RECORDS FOR PROCESSING:

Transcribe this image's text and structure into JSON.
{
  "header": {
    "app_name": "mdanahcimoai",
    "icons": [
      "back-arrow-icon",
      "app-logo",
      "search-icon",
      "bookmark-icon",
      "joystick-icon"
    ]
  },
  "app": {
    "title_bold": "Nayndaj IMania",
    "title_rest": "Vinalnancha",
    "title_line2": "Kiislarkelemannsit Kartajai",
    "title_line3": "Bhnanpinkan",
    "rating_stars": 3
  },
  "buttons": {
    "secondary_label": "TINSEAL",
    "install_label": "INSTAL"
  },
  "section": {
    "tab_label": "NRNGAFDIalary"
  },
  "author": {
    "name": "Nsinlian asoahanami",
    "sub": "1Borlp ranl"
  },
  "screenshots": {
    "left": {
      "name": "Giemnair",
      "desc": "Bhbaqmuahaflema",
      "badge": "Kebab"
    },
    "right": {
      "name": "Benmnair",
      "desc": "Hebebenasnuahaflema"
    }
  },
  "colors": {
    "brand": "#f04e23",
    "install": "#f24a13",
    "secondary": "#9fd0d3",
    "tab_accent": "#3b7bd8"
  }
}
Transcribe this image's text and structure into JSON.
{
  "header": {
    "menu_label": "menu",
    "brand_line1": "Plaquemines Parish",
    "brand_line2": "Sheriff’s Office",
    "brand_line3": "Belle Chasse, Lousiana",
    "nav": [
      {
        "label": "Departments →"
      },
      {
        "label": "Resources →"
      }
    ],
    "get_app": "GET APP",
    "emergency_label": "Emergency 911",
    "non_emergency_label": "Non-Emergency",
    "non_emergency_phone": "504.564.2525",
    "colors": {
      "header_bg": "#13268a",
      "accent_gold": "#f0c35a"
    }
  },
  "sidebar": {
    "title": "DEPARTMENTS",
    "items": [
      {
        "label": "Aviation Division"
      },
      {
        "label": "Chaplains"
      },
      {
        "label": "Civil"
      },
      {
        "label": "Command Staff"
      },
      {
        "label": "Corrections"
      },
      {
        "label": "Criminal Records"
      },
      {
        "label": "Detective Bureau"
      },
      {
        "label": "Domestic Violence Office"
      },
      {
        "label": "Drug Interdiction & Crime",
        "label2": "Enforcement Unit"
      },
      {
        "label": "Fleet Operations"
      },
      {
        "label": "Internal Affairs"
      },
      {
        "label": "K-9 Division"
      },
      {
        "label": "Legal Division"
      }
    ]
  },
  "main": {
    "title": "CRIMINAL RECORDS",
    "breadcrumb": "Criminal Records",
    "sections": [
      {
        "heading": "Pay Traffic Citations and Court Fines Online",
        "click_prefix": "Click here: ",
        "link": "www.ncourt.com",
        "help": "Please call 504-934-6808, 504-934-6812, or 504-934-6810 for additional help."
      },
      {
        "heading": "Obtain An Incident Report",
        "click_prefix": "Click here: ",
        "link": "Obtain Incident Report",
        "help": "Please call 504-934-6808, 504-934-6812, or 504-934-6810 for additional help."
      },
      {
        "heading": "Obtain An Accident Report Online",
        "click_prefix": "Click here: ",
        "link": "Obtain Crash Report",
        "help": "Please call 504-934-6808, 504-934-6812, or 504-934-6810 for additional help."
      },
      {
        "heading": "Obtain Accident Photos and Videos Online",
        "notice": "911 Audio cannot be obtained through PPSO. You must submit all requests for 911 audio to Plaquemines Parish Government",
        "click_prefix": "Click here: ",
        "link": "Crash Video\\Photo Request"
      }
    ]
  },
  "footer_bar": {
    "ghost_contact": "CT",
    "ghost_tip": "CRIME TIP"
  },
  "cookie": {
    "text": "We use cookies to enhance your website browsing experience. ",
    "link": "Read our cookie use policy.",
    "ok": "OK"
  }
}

TASK PROMPT:
Work out how many lines in the records above hold the string "Division", then give only that count.

ANSWER IN FULL:
3